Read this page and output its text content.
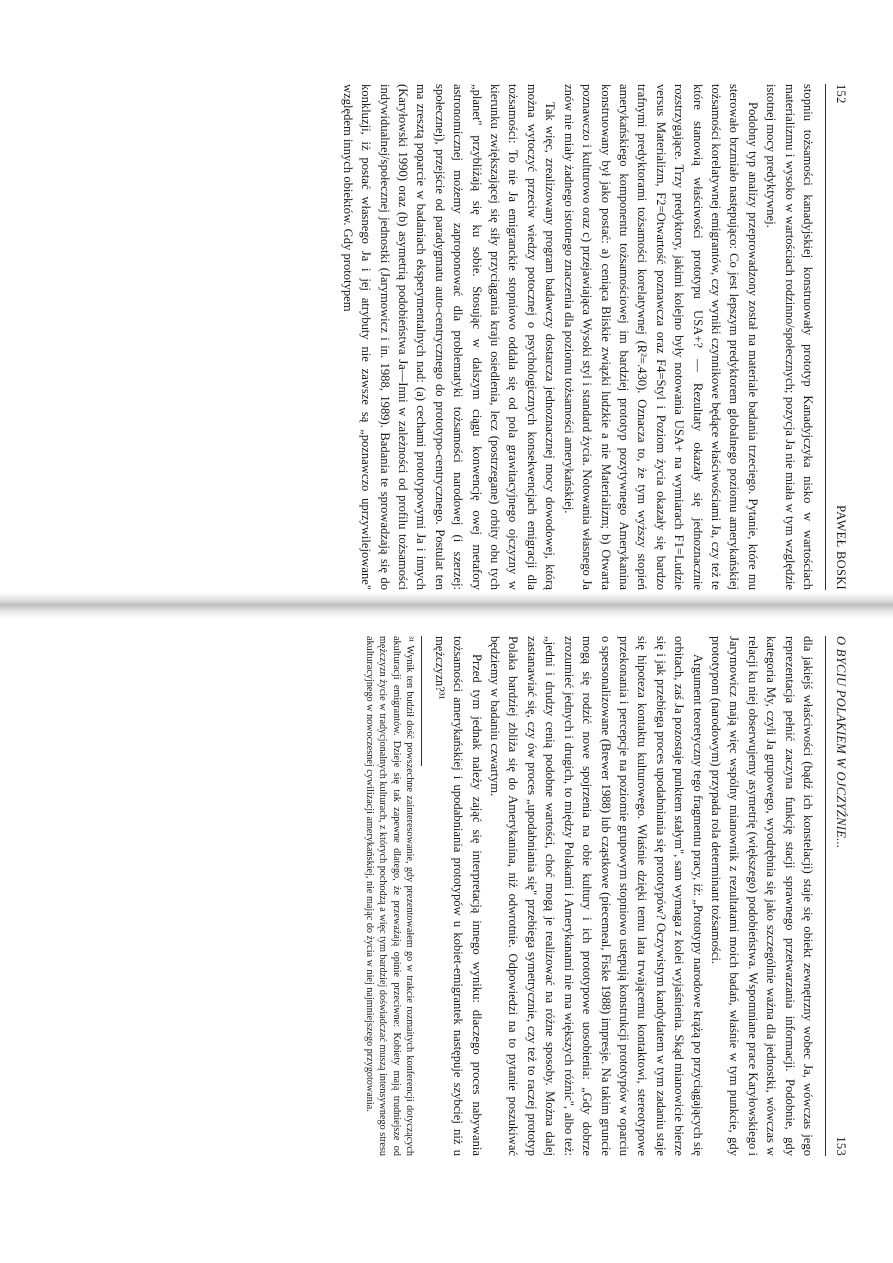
152
PAWEŁ BOSKI

stopniu tożsamości kanadyjskiej konstruowały prototyp Kanadyjczyka nisko w wartościach materializmu i wysoko w wartościach rodzinno/społecznych; pozycja Ja nie miała w tym względzie istotnej mocy predyktywnej.

Podobny typ analizy przeprowadzony został na materiale badania trzeciego. Pytanie, które mu sterowało brzmiało następująco: Co jest lepszym predyktorem globalnego poziomu amerykańskiej tożsamości korelatywnej emigrantów, czy wyniki czynnikowe będące właściwościami Ja, czy też te które stanowią właściwości prototypu USA+? — Rezultaty okazały się jednoznacznie rozstrzygające. Trzy predyktory, jakimi kolejno były notowania USA+ na wymiarach F1=Ludzie versus Materializm, F2=Otwartość poznawcza oraz F4=Styl i Poziom życia okazały się bardzo trafnymi predyktorami tożsamości korelatywnej (R²=.430). Oznacza to, że tym wyższy stopień amerykańskiego komponentu tożsamościowej im bardziej prototyp pozytywnego Amerykanina konstruowany był jako postać: a) ceniąca Bliskie związki ludzkie a nie Materializm; b) Otwarta poznawczo i kulturowo oraz c) przejawiająca Wysoki styl i standard życia. Notowania własnego Ja znów nie miały żadnego istotnego znaczenia dla poziomu tożsamości amerykańskiej.

Tak więc, zrealizowany program badawczy dostarcza jednoznacznej mocy dowodowej, którą można wytoczyć przeciw wiedzy potocznej o psychologicznych konsekwencjach emigracji dla tożsamości: To nie Ja emigranckie stopniowo oddala się od pola grawitacyjnego ojczyzny w kierunku zwiększającej się siły przyciągania kraju osiedlenia, lecz (postrzegane) orbity obu tych „planet" przybliżają się ku sobie. Stosując w dalszym ciągu konwencję owej metafory astronomicznej możemy zaproponować dla problematyki tożsamości narodowej (i szerzej: społecznej), przejście od paradygmatu auto-centrycznego do prototypo-centrycznego. Postulat ten ma zresztą poparcie w badaniach eksperymentalnych nad: (a) cechami prototypowymi Ja i innych (Karyłowski 1990) oraz (b) asymetrią podobieństwa Ja—Inni w zależności od profilu tożsamości indywidualnej/społecznej jednostki (Jarymowicz i in. 1988, 1989). Badania te sprowadzają się do konkluzji, iż postać własnego Ja i jej atrybuty nie zawsze są „poznawczo uprzywilejowane" względem innych obiektów. Gdy prototypem

O BYCIU POLAKIEM W OJCZYŹNIE...
153

dla jakiejś właściwości (bądź ich konstelacji) staje się obiekt zewnętrzny wobec Ja, wówczas jego reprezentacja pełnić zaczyna funkcję stacji sprawnego przetwarzania informacji. Podobnie, gdy kategoria My, czyli Ja grupowego, wyodrębnia się jako szczególnie ważna dla jednostki, wówczas w relacji ku niej obserwujemy asymetrię (większego) podobieństwa. Wspomniane prace Karyłowskiego i Jarymowicz mają więc wspólny mianownik z rezultatami moich badań, właśnie w tym punkcie, gdy prototypom (narodowym) przypada rola determinant tożsamości.

Argument teoretyczny tego fragmentu pracy, iż: „Prototypy narodowe krążą po przyciągających się orbitach, zaś Ja pozostaje punktem stałym", sam wymaga z kolei wyjaśnienia. Skąd mianowicie bierze się i jak przebiega proces upodabniania się prototypów? Oczywistym kandydatem w tym zadaniu staje się hipoteza kontaktu kulturowego. Właśnie dzięki temu lata trwającemu kontaktowi, stereotypowe przekonania i percepcje na poziomie grupowym stopniowo ustępują konstrukcji prototypów w oparciu o spersonalizowane (Brewer 1988) lub cząstkowe (piecemeal, Fiske 1988) impresje. Na takim gruncie mogą się rodzić nowe spojrzenia na obie kultury i ich prototypowe uosobienia: „Gdy dobrze zrozumieć jednych i drugich, to między Polakami i Amerykanami nie ma większych różnic", albo też: „jedni i drudzy cenią podobne wartości, choć mogą je realizować na różne sposoby. Można dalej zastanawiać się, czy ów proces „upodabniania się" przebiega symetrycznie, czy też to raczej prototyp Polaka bardziej zbliża się do Amerykanina, niż odwrotnie. Odpowiedzi na to pytanie poszukiwać będziemy w badaniu czwartym.

Przed tym jednak należy zająć się interpretacją innego wyniku: dlaczego proces nabywania tożsamości amerykańskiej i upodabniania prototypów u kobiet-emigrantek następuje szybciej niż u mężczyzn?³¹

³¹ Wynik ten budził dość powszechne zainteresowanie, gdy prezentowałem go w trakcie rozmaitych konferencji dotyczących akulturacji emigrantów. Dzieje się tak zapewne dlatego, że przeważają opinie przeciwne: Kobiety mają trudniejsze od mężczyzn życie w tradycjonalnych kulturach, z których pochodzą a więc tym bardziej doświadczać muszą intensywnego stresu akulturacyjnego w nowoczesnej cywilizacji amerykańskiej, nie mając do życia w niej najmniejszego przygotowania.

▬▬▬▬▬▬▬▬▬▬

#### Exercise:
Every line of the material is to be quoted exactly, with no pictures carried over.

#### Finished exercise:
Read this page and output its text content.
152
PAWEŁ BOSKI

stopniu tożsamości kanadyjskiej konstruowały prototyp Kanadyjczyka nisko w wartościach materializmu i wysoko w wartościach rodzinno/społecznych; pozycja Ja nie miała w tym względzie istotnej mocy predyktywnej.

Podobny typ analizy przeprowadzony został na materiale badania trzeciego. Pytanie, które mu sterowało brzmiało następująco: Co jest lepszym predyktorem globalnego poziomu amerykańskiej tożsamości korelatywnej emigrantów, czy wyniki czynnikowe będące właściwościami Ja, czy też te które stanowią właściwości prototypu USA+? — Rezultaty okazały się jednoznacznie rozstrzygające. Trzy predyktory, jakimi kolejno były notowania USA+ na wymiarach F1=Ludzie versus Materializm, F2=Otwartość poznawcza oraz F4=Styl i Poziom życia okazały się bardzo trafnymi predyktorami tożsamości korelatywnej (R²=.430). Oznacza to, że tym wyższy stopień amerykańskiego komponentu tożsamościowej im bardziej prototyp pozytywnego Amerykanina konstruowany był jako postać: a) ceniąca Bliskie związki ludzkie a nie Materializm; b) Otwarta poznawczo i kulturowo oraz c) przejawiająca Wysoki styl i standard życia. Notowania własnego Ja znów nie miały żadnego istotnego znaczenia dla poziomu tożsamości amerykańskiej.

Tak więc, zrealizowany program badawczy dostarcza jednoznacznej mocy dowodowej, którą można wytoczyć przeciw wiedzy potocznej o psychologicznych konsekwencjach emigracji dla tożsamości: To nie Ja emigranckie stopniowo oddala się od pola grawitacyjnego ojczyzny w kierunku zwiększającej się siły przyciągania kraju osiedlenia, lecz (postrzegane) orbity obu tych „planet" przybliżają się ku sobie. Stosując w dalszym ciągu konwencję owej metafory astronomicznej możemy zaproponować dla problematyki tożsamości narodowej (i szerzej: społecznej), przejście od paradygmatu auto-centrycznego do prototypo-centrycznego. Postulat ten ma zresztą poparcie w badaniach eksperymentalnych nad: (a) cechami prototypowymi Ja i innych (Karyłowski 1990) oraz (b) asymetrią podobieństwa Ja—Inni w zależności od profilu tożsamości indywidualnej/społecznej jednostki (Jarymowicz i in. 1988, 1989). Badania te sprowadzają się do konkluzji, iż postać własnego Ja i jej atrybuty nie zawsze są „poznawczo uprzywilejowane" względem innych obiektów. Gdy prototypem

O BYCIU POLAKIEM W OJCZYŹNIE...
153

dla jakiejś właściwości (bądź ich konstelacji) staje się obiekt zewnętrzny wobec Ja, wówczas jego reprezentacja pełnić zaczyna funkcję stacji sprawnego przetwarzania informacji. Podobnie, gdy kategoria My, czyli Ja grupowego, wyodrębnia się jako szczególnie ważna dla jednostki, wówczas w relacji ku niej obserwujemy asymetrię (większego) podobieństwa. Wspomniane prace Karyłowskiego i Jarymowicz mają więc wspólny mianownik z rezultatami moich badań, właśnie w tym punkcie, gdy prototypom (narodowym) przypada rola determinant tożsamości.

Argument teoretyczny tego fragmentu pracy, iż: „Prototypy narodowe krążą po przyciągających się orbitach, zaś Ja pozostaje punktem stałym", sam wymaga z kolei wyjaśnienia. Skąd mianowicie bierze się i jak przebiega proces upodabniania się prototypów? Oczywistym kandydatem w tym zadaniu staje się hipoteza kontaktu kulturowego. Właśnie dzięki temu lata trwającemu kontaktowi, stereotypowe przekonania i percepcje na poziomie grupowym stopniowo ustępują konstrukcji prototypów w oparciu o spersonalizowane (Brewer 1988) lub cząstkowe (piecemeal, Fiske 1988) impresje. Na takim gruncie mogą się rodzić nowe spojrzenia na obie kultury i ich prototypowe uosobienia: „Gdy dobrze zrozumieć jednych i drugich, to między Polakami i Amerykanami nie ma większych różnic", albo też: „jedni i drudzy cenią podobne wartości, choć mogą je realizować na różne sposoby. Można dalej zastanawiać się, czy ów proces „upodabniania się" przebiega symetrycznie, czy też to raczej prototyp Polaka bardziej zbliża się do Amerykanina, niż odwrotnie. Odpowiedzi na to pytanie poszukiwać będziemy w badaniu czwartym.

Przed tym jednak należy zająć się interpretacją innego wyniku: dlaczego proces nabywania tożsamości amerykańskiej i upodabniania prototypów u kobiet-emigrantek następuje szybciej niż u mężczyzn?³¹

³¹ Wynik ten budził dość powszechne zainteresowanie, gdy prezentowałem go w trakcie rozmaitych konferencji dotyczących akulturacji emigrantów. Dzieje się tak zapewne dlatego, że przeważają opinie przeciwne: Kobiety mają trudniejsze od mężczyzn życie w tradycjonalnych kulturach, z których pochodzą a więc tym bardziej doświadczać muszą intensywnego stresu akulturacyjnego w nowoczesnej cywilizacji amerykańskiej, nie mając do życia w niej najmniejszego przygotowania.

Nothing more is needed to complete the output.